** Begin Records to use **
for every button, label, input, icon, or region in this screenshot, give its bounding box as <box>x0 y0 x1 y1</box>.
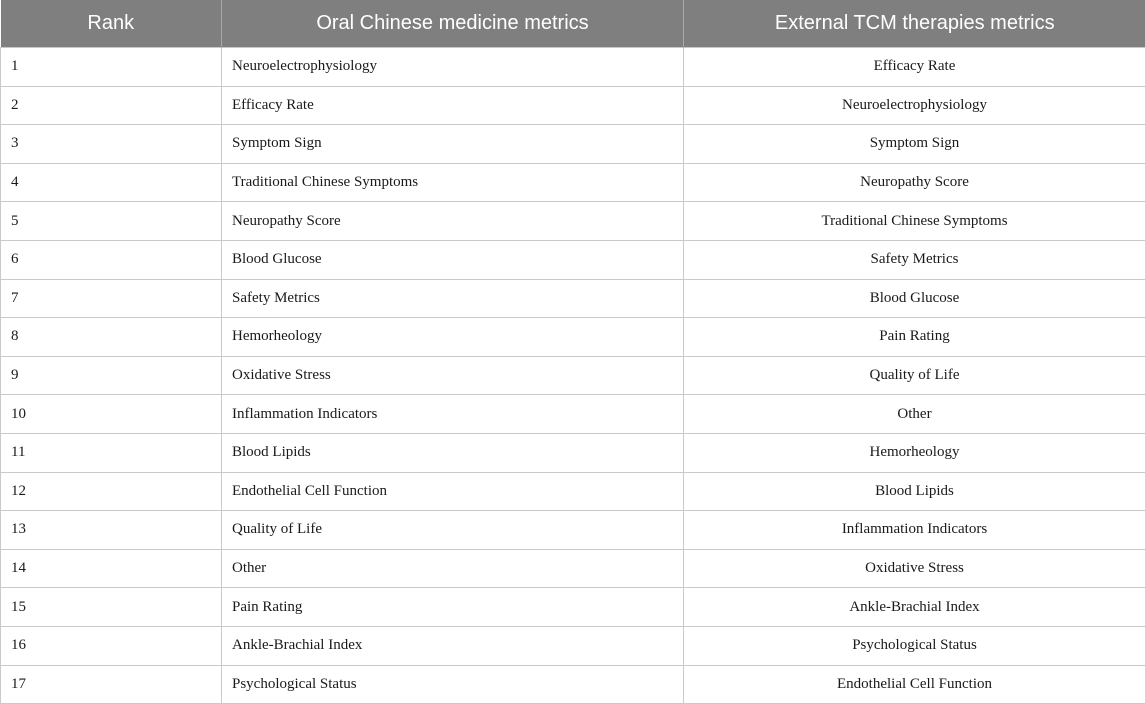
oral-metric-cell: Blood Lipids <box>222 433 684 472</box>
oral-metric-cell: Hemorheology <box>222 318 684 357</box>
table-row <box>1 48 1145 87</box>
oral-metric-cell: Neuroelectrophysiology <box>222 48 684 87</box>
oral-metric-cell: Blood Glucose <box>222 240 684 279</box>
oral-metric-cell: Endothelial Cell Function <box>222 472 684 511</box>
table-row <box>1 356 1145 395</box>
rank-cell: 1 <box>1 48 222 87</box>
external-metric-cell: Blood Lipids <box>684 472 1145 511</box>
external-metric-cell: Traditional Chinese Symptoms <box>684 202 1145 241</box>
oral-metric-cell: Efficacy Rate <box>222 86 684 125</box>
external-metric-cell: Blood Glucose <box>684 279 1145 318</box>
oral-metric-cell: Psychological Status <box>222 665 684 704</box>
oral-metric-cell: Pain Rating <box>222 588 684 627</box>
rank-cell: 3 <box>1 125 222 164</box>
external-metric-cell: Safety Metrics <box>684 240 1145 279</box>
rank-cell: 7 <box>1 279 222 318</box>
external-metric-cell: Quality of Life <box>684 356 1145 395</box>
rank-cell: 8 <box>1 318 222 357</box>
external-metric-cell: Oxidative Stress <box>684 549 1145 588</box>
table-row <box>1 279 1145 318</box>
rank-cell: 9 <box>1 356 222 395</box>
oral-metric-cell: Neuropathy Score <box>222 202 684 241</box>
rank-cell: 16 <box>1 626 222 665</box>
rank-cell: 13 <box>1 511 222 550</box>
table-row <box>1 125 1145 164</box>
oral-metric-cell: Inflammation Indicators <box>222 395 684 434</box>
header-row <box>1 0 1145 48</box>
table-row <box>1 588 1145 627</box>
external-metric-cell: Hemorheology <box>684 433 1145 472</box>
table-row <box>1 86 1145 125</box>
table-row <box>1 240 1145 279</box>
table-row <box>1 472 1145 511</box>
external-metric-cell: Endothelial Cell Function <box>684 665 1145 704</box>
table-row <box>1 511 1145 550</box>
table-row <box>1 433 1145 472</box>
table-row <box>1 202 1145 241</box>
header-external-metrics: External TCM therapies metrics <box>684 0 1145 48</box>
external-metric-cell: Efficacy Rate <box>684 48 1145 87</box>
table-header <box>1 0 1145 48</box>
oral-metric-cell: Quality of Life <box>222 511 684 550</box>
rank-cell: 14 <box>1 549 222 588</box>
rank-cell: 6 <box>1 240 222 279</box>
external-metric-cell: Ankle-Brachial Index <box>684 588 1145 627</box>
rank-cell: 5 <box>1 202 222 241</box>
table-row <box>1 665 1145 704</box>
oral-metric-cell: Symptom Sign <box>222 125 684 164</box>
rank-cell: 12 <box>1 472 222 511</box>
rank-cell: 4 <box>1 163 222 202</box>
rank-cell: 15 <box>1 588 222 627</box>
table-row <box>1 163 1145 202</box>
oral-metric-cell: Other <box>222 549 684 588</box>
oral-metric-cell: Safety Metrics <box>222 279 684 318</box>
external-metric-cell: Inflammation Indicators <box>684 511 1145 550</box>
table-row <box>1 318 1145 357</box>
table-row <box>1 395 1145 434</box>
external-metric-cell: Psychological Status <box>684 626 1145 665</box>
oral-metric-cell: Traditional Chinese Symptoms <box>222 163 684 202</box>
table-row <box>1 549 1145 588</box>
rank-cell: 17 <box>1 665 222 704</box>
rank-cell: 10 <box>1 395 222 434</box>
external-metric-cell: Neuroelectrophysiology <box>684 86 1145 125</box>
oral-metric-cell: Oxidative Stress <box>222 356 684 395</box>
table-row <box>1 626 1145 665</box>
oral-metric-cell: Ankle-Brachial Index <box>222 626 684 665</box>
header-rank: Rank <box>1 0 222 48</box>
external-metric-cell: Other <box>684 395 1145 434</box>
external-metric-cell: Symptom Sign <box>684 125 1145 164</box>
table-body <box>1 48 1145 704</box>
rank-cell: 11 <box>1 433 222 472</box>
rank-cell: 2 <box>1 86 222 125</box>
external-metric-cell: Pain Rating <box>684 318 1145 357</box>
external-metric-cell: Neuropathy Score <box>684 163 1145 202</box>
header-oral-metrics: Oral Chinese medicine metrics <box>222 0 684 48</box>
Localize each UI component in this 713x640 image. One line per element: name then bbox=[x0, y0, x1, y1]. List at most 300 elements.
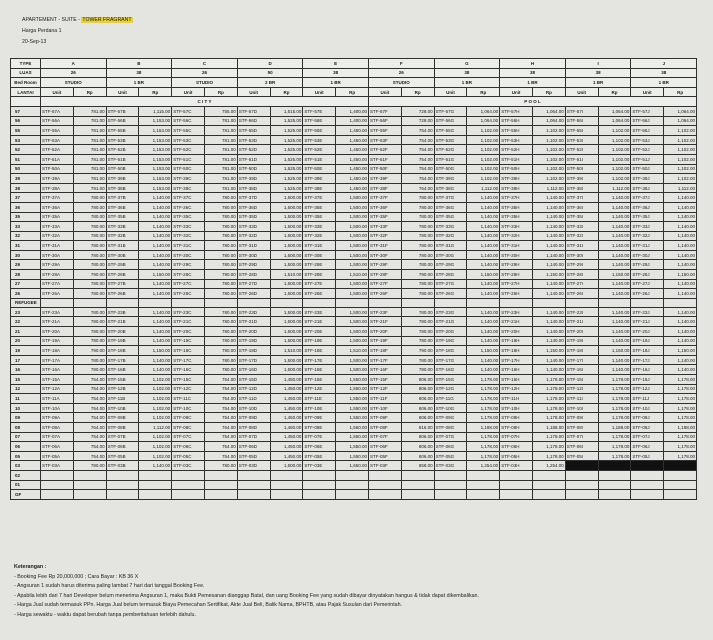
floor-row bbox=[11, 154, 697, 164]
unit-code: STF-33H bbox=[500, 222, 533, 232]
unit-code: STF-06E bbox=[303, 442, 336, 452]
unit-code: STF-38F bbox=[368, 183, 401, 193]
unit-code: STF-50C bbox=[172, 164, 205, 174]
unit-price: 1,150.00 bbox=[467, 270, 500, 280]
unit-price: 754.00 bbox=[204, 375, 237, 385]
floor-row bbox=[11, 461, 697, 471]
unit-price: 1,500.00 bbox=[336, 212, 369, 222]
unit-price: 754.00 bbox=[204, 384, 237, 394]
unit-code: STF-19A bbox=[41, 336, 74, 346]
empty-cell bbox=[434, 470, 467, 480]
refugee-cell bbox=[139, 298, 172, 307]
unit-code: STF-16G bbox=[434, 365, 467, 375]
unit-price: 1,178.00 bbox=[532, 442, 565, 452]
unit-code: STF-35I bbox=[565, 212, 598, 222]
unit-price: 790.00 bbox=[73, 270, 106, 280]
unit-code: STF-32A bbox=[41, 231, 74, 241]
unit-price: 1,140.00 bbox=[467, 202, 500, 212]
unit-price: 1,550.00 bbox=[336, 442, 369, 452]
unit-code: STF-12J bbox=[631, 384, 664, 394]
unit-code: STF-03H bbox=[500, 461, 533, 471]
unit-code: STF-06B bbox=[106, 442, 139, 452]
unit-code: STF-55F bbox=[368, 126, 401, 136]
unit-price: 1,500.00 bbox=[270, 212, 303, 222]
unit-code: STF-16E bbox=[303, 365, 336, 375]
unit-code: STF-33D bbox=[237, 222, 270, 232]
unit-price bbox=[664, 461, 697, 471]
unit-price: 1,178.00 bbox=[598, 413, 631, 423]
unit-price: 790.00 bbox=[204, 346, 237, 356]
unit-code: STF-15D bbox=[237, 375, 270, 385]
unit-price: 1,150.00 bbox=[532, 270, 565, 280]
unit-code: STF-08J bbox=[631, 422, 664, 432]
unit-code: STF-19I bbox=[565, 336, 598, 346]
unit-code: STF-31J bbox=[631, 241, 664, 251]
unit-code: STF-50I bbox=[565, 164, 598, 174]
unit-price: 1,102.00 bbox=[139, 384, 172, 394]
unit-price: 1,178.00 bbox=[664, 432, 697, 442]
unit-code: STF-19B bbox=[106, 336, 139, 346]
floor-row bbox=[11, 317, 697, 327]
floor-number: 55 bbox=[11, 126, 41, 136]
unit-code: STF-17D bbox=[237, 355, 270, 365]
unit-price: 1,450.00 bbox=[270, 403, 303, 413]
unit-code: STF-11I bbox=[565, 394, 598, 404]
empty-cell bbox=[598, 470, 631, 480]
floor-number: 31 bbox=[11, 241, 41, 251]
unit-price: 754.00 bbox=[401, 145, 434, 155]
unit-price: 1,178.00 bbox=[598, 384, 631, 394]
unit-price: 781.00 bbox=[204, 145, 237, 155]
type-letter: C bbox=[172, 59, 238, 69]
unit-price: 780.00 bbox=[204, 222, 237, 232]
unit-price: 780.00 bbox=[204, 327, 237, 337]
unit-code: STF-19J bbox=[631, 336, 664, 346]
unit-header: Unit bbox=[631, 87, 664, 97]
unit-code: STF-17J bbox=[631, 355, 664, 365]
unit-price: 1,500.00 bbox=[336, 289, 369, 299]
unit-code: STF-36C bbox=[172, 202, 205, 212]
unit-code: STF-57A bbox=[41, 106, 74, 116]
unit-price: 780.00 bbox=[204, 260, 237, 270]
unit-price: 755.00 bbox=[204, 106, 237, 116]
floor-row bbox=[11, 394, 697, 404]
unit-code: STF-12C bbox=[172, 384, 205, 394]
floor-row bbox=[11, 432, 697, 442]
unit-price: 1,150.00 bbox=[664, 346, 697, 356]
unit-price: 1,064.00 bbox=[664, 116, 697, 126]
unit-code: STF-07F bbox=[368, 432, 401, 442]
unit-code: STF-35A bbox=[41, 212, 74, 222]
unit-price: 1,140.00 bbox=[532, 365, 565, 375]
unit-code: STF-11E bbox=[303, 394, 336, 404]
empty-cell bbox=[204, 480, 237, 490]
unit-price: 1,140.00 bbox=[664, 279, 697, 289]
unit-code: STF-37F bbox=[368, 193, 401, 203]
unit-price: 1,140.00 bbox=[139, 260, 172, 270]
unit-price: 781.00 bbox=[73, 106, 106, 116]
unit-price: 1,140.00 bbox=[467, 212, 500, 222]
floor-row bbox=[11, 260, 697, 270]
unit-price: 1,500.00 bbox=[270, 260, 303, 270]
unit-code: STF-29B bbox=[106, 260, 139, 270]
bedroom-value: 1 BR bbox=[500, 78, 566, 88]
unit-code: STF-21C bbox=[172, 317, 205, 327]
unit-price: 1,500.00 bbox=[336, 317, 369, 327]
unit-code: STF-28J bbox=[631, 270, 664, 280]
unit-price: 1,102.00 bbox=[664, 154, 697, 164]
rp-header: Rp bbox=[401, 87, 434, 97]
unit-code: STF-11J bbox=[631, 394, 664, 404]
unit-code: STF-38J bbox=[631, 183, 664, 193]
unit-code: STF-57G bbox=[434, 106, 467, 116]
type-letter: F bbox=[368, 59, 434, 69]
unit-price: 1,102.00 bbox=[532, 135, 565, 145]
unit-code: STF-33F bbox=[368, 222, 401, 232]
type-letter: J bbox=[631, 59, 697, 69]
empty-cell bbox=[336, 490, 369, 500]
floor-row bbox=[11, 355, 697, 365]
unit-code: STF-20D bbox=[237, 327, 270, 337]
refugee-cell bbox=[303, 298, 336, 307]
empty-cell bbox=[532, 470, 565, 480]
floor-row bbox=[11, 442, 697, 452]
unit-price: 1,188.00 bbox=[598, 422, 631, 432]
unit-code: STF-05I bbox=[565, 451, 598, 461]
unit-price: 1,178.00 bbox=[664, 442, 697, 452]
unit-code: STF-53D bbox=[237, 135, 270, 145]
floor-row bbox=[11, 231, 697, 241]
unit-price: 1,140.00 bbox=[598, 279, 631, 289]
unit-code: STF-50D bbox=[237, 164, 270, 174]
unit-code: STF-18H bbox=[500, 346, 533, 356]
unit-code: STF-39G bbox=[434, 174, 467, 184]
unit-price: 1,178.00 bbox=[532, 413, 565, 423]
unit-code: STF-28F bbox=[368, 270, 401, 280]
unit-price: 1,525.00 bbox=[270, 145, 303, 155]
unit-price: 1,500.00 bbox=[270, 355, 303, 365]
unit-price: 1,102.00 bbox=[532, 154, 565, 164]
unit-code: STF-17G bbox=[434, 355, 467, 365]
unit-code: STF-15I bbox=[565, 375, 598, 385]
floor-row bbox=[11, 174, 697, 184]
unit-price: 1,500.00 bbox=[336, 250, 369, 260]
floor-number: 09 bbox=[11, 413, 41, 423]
** End Records to use **
### Your objective
List each line of the data that contains the string "Status", matching case exactly.

### Solution to the exercise
oral-metric-cell: Psychological Status <box>222 665 684 704</box>
external-metric-cell: Psychological Status <box>684 626 1145 665</box>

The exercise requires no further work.